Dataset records
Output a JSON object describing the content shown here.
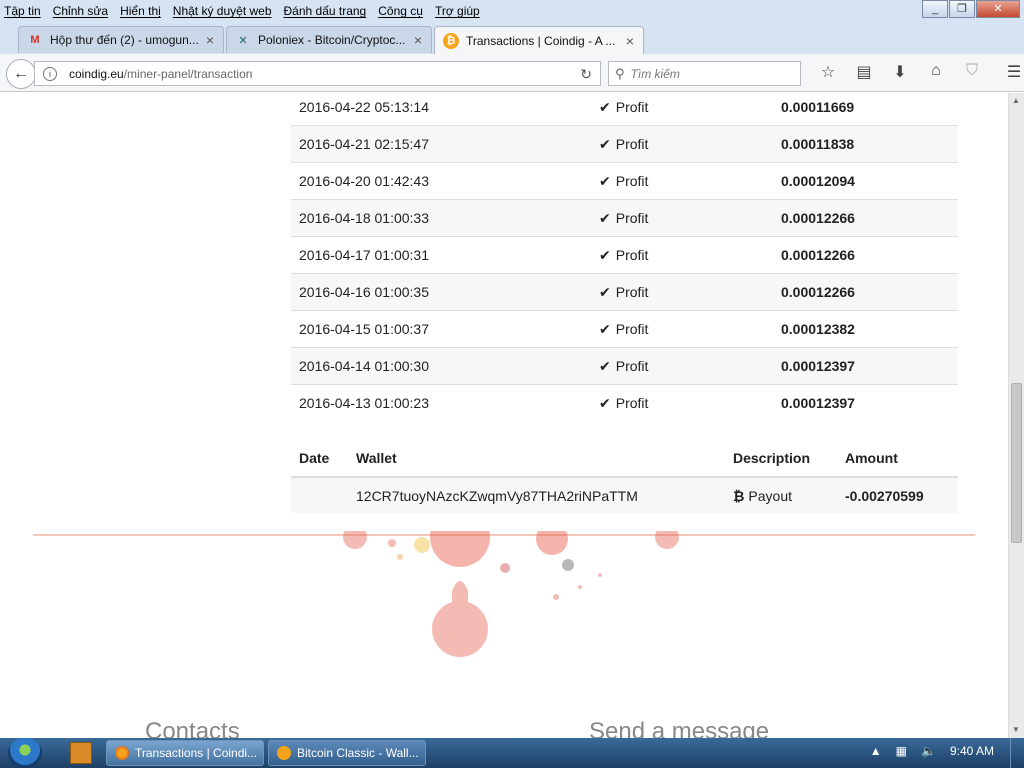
{
  "menu": [
    "Tập tin",
    "Chỉnh sửa",
    "Hiển thị",
    "Nhật ký duyệt web",
    "Đánh dấu trang",
    "Công cụ",
    "Trợ giúp"
  ],
  "tabs": [
    {
      "label": "Hộp thư đến (2) - umogun...",
      "icon": "gmail-icon"
    },
    {
      "label": "Poloniex - Bitcoin/Cryptoc...",
      "icon": "poloniex-icon"
    },
    {
      "label": "Transactions | Coindig - A ...",
      "icon": "bitcoin-icon"
    }
  ],
  "address": {
    "host": "coindig.eu",
    "path": "/miner-panel/transaction"
  },
  "search": {
    "placeholder": "Tìm kiếm"
  },
  "profit_rows": [
    {
      "date": "2016-04-22 05:13:14",
      "type": "Profit",
      "amount": "0.00011669"
    },
    {
      "date": "2016-04-21 02:15:47",
      "type": "Profit",
      "amount": "0.00011838"
    },
    {
      "date": "2016-04-20 01:42:43",
      "type": "Profit",
      "amount": "0.00012094"
    },
    {
      "date": "2016-04-18 01:00:33",
      "type": "Profit",
      "amount": "0.00012266"
    },
    {
      "date": "2016-04-17 01:00:31",
      "type": "Profit",
      "amount": "0.00012266"
    },
    {
      "date": "2016-04-16 01:00:35",
      "type": "Profit",
      "amount": "0.00012266"
    },
    {
      "date": "2016-04-15 01:00:37",
      "type": "Profit",
      "amount": "0.00012382"
    },
    {
      "date": "2016-04-14 01:00:30",
      "type": "Profit",
      "amount": "0.00012397"
    },
    {
      "date": "2016-04-13 01:00:23",
      "type": "Profit",
      "amount": "0.00012397"
    }
  ],
  "payout_table": {
    "headers": [
      "Date",
      "Wallet",
      "Description",
      "Amount"
    ],
    "rows": [
      {
        "date": "",
        "wallet": "12CR7tuoyNAzcKZwqmVy87THA2riNPaTTM",
        "description": "Payout",
        "amount": "-0.00270599"
      }
    ]
  },
  "footer": {
    "contacts": "Contacts",
    "send_message": "Send a message"
  },
  "taskbar": {
    "items": [
      {
        "label": "Transactions | Coindi..."
      },
      {
        "label": "Bitcoin Classic - Wall..."
      }
    ],
    "clock": "9:40 AM"
  },
  "colors": {
    "accent_divider": "#f4c7b8",
    "taskbar": "#1d3f66"
  }
}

WRITTEN EXERCISE: Go through the records line by line and count those containing the string "icon". Give only the total.

COMPLETED TASK: 3